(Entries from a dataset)
· · · ·

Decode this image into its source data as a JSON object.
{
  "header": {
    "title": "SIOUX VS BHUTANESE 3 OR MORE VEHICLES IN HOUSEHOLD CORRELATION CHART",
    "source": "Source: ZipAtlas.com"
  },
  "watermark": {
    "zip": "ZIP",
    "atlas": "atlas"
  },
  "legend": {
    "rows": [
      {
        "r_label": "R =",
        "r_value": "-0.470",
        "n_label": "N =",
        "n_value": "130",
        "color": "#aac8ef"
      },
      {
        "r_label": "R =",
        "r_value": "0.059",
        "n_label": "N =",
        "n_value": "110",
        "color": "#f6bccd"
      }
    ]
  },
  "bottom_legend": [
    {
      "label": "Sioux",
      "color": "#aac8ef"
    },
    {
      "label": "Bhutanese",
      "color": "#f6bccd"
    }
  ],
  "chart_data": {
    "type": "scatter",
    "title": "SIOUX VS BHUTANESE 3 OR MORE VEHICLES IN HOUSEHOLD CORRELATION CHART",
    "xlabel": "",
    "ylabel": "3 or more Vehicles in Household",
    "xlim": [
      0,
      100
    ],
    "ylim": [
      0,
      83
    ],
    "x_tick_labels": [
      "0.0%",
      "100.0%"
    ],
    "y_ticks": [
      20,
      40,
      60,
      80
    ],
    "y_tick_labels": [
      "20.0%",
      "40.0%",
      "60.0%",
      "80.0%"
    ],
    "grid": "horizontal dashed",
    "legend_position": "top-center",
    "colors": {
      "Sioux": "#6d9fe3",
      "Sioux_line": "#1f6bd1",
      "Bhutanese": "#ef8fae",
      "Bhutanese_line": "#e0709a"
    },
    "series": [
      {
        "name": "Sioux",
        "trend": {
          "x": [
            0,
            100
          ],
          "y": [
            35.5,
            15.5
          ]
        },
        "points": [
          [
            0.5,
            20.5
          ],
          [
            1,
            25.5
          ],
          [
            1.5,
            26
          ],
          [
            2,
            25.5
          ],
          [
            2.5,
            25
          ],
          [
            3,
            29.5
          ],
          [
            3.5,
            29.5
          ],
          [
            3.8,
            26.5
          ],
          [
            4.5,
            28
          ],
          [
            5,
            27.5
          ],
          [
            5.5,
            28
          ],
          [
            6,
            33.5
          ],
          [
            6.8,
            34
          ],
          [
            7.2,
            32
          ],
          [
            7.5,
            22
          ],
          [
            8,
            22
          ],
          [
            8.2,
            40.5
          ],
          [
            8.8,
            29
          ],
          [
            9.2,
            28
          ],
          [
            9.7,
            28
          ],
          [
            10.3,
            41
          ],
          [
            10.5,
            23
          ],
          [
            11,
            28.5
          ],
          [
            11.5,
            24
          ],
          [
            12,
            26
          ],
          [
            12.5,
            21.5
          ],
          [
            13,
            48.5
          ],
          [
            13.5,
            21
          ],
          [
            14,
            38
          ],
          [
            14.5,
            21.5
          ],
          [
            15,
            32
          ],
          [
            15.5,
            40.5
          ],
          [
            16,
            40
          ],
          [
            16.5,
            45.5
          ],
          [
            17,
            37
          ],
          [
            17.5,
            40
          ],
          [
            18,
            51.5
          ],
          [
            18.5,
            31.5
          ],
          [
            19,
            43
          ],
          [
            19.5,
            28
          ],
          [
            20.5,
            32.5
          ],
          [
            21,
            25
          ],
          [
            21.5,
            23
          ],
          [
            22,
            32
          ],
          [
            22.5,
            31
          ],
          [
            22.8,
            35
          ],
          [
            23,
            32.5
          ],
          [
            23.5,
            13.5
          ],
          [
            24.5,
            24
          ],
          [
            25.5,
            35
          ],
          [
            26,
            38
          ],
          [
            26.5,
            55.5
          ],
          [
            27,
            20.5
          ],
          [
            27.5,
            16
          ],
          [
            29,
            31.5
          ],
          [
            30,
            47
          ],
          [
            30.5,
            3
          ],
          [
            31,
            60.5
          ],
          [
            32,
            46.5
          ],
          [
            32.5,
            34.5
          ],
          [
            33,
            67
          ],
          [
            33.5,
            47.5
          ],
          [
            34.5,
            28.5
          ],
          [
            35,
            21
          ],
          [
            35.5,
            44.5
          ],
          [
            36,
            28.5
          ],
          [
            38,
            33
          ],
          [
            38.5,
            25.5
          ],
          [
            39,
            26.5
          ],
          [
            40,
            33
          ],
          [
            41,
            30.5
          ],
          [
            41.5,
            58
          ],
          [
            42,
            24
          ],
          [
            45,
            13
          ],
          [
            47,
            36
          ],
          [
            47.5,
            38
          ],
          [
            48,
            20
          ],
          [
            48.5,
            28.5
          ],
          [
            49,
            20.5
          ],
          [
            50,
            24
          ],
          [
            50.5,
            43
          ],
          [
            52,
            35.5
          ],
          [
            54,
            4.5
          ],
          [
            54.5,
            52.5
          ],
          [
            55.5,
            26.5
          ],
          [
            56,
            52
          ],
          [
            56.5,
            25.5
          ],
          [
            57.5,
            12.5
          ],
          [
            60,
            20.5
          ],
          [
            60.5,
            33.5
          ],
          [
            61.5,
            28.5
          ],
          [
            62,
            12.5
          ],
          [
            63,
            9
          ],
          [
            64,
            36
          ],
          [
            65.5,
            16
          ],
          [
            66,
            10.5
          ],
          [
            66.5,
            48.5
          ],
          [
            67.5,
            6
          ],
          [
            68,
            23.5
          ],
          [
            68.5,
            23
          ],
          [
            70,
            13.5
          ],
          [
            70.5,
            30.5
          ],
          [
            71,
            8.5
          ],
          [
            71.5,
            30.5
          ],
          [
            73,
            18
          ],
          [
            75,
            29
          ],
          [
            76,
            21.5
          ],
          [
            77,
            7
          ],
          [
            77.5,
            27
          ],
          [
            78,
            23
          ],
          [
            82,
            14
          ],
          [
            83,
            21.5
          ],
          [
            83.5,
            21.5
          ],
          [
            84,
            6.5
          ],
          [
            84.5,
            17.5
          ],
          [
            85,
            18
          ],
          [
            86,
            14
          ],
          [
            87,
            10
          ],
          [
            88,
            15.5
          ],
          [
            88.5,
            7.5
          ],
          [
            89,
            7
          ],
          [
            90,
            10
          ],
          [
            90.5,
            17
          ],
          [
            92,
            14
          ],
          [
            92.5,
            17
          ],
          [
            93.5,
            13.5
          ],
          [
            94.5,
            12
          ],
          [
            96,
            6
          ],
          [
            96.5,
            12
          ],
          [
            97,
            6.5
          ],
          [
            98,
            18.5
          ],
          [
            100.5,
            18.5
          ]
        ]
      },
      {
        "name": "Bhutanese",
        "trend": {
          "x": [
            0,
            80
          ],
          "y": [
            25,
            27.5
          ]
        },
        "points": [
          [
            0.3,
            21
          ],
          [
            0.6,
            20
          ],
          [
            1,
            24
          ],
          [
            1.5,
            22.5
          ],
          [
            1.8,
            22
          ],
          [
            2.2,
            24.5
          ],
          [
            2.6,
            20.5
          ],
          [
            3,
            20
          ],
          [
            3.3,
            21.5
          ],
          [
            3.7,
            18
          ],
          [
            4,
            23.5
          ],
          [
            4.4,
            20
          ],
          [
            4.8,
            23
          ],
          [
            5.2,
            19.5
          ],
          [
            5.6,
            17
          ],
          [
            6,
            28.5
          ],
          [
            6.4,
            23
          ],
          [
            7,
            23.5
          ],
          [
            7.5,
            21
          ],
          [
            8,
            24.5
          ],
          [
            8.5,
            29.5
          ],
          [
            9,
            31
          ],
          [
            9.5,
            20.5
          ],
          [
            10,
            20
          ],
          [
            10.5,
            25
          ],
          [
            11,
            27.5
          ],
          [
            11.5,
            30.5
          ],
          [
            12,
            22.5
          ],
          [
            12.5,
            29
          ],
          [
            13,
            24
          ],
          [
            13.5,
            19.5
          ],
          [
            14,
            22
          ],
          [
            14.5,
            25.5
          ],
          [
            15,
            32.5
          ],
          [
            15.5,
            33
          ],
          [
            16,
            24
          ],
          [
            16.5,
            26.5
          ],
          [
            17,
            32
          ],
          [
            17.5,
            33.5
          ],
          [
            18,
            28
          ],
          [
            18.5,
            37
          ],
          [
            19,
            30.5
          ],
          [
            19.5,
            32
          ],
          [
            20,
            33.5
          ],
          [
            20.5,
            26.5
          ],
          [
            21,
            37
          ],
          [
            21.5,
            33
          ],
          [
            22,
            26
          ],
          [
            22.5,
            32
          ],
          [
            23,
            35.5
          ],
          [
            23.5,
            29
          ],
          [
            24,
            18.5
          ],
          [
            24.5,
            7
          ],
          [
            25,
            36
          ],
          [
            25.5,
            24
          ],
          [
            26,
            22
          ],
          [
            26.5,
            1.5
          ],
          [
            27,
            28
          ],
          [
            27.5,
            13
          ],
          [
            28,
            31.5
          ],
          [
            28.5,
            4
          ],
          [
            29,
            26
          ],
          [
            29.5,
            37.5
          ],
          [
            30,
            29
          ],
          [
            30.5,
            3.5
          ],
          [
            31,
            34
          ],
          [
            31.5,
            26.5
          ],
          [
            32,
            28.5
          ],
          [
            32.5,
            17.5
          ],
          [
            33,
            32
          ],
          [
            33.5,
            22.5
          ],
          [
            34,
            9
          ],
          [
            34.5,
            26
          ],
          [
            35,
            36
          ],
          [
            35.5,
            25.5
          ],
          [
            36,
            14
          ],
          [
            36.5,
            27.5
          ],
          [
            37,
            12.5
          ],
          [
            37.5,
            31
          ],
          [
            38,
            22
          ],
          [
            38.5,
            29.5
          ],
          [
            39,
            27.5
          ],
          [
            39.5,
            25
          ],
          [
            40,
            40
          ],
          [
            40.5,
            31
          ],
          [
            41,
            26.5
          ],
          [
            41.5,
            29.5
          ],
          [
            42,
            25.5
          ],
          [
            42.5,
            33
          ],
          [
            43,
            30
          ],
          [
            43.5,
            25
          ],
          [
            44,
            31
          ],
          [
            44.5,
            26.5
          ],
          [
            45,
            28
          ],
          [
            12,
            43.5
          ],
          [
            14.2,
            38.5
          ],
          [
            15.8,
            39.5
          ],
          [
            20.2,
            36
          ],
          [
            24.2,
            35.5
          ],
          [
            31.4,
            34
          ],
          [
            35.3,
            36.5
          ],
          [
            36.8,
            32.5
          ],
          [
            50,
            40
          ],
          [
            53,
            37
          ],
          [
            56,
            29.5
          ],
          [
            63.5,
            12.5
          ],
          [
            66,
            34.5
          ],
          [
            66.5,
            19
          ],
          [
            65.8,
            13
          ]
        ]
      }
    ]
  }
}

· · · ·

## Do this
What is the number of lines in these records that contain "source"? Reply with the number only.

## Result for this task
2